**Stated problem:** Retype each line exactly. Skip images.

**The records:**
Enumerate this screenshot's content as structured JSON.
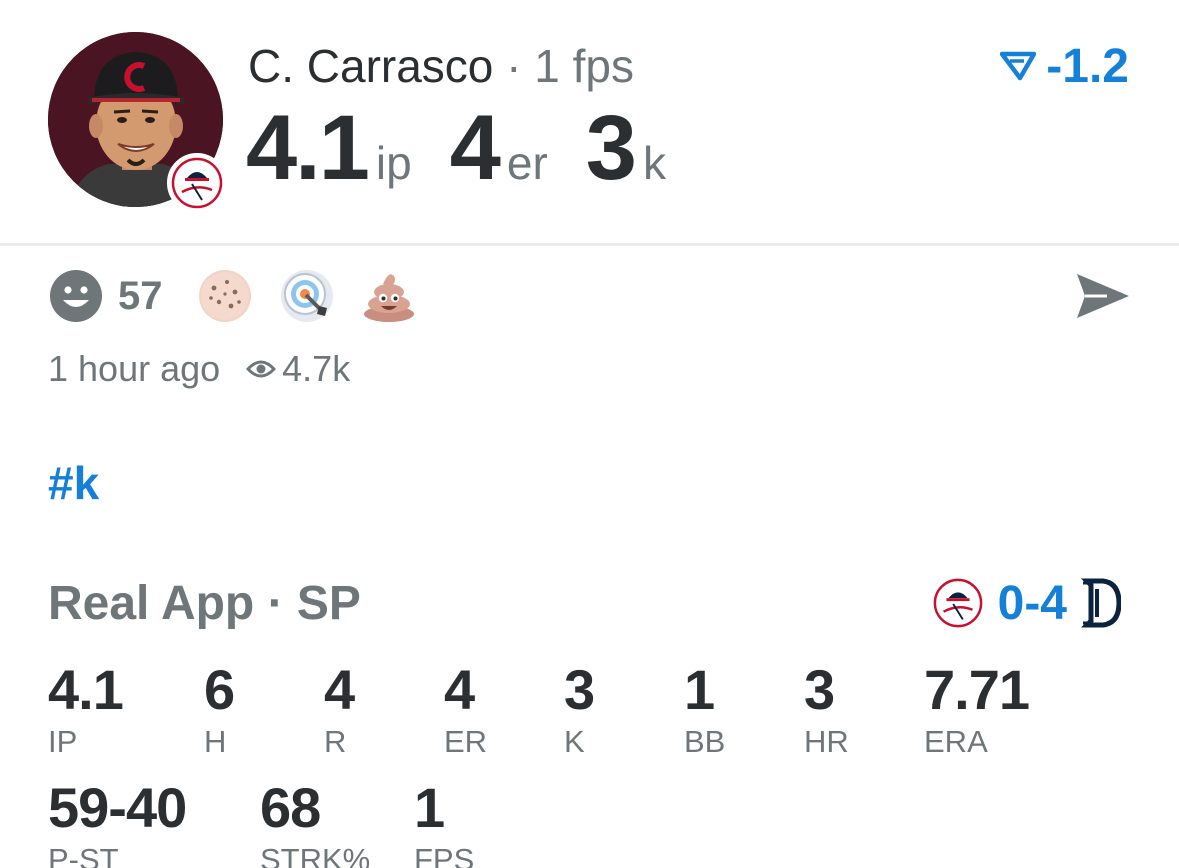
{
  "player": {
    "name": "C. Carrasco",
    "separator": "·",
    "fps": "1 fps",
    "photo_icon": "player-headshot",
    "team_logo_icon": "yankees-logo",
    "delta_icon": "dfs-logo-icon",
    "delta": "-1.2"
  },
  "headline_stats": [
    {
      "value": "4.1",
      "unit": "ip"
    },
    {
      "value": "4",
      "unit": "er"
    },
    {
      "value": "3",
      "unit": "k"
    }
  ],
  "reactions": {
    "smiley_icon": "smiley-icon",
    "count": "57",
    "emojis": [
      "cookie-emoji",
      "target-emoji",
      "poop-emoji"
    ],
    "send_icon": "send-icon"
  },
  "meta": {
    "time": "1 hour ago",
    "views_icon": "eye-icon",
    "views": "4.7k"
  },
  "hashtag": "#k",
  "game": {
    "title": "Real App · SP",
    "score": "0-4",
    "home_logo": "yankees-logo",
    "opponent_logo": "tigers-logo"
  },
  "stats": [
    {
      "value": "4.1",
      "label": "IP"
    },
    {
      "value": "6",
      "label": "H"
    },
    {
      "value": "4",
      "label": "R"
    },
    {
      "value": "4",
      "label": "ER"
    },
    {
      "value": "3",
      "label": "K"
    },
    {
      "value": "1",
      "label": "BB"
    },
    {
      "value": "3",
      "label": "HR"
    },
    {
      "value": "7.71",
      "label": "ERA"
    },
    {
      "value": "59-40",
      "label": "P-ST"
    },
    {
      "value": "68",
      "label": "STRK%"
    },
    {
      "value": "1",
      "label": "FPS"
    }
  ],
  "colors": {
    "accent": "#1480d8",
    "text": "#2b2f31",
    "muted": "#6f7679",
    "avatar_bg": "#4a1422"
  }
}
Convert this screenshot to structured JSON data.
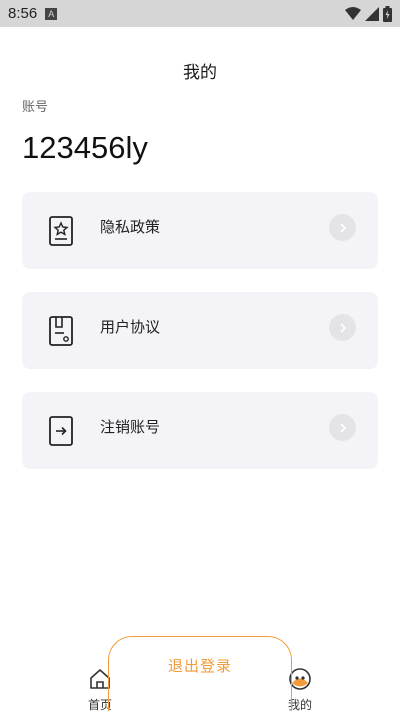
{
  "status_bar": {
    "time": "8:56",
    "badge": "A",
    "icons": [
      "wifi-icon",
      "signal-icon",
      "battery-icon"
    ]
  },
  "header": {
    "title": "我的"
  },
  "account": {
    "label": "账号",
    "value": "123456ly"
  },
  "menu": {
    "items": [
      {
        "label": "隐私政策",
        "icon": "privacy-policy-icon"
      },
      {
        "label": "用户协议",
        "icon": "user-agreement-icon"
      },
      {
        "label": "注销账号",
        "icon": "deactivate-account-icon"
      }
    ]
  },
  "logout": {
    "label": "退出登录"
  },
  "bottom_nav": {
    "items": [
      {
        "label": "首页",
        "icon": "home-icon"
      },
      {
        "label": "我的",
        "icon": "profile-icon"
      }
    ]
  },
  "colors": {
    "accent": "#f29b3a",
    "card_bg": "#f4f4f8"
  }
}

**Written solution:**
Enumerate this screenshot's content as structured JSON.
{
  "player": {
    "name": "C. Carrasco",
    "separator": "·",
    "fps": "1 fps",
    "photo_icon": "player-headshot",
    "team_logo_icon": "yankees-logo",
    "delta_icon": "dfs-logo-icon",
    "delta": "-1.2"
  },
  "headline_stats": [
    {
      "value": "4.1",
      "unit": "ip"
    },
    {
      "value": "4",
      "unit": "er"
    },
    {
      "value": "3",
      "unit": "k"
    }
  ],
  "reactions": {
    "smiley_icon": "smiley-icon",
    "count": "57",
    "emojis": [
      "cookie-emoji",
      "target-emoji",
      "poop-emoji"
    ],
    "send_icon": "send-icon"
  },
  "meta": {
    "time": "1 hour ago",
    "views_icon": "eye-icon",
    "views": "4.7k"
  },
  "hashtag": "#k",
  "game": {
    "title": "Real App · SP",
    "score": "0-4",
    "home_logo": "yankees-logo",
    "opponent_logo": "tigers-logo"
  },
  "stats": [
    {
      "value": "4.1",
      "label": "IP"
    },
    {
      "value": "6",
      "label": "H"
    },
    {
      "value": "4",
      "label": "R"
    },
    {
      "value": "4",
      "label": "ER"
    },
    {
      "value": "3",
      "label": "K"
    },
    {
      "value": "1",
      "label": "BB"
    },
    {
      "value": "3",
      "label": "HR"
    },
    {
      "value": "7.71",
      "label": "ERA"
    },
    {
      "value": "59-40",
      "label": "P-ST"
    },
    {
      "value": "68",
      "label": "STRK%"
    },
    {
      "value": "1",
      "label": "FPS"
    }
  ],
  "colors": {
    "accent": "#1480d8",
    "text": "#2b2f31",
    "muted": "#6f7679",
    "avatar_bg": "#4a1422"
  }
}
Convert this screenshot to structured JSON data.
{
  "status_bar": {
    "time": "8:56",
    "badge": "A",
    "icons": [
      "wifi-icon",
      "signal-icon",
      "battery-icon"
    ]
  },
  "header": {
    "title": "我的"
  },
  "account": {
    "label": "账号",
    "value": "123456ly"
  },
  "menu": {
    "items": [
      {
        "label": "隐私政策",
        "icon": "privacy-policy-icon"
      },
      {
        "label": "用户协议",
        "icon": "user-agreement-icon"
      },
      {
        "label": "注销账号",
        "icon": "deactivate-account-icon"
      }
    ]
  },
  "logout": {
    "label": "退出登录"
  },
  "bottom_nav": {
    "items": [
      {
        "label": "首页",
        "icon": "home-icon"
      },
      {
        "label": "我的",
        "icon": "profile-icon"
      }
    ]
  },
  "colors": {
    "accent": "#f29b3a",
    "card_bg": "#f4f4f8"
  }
}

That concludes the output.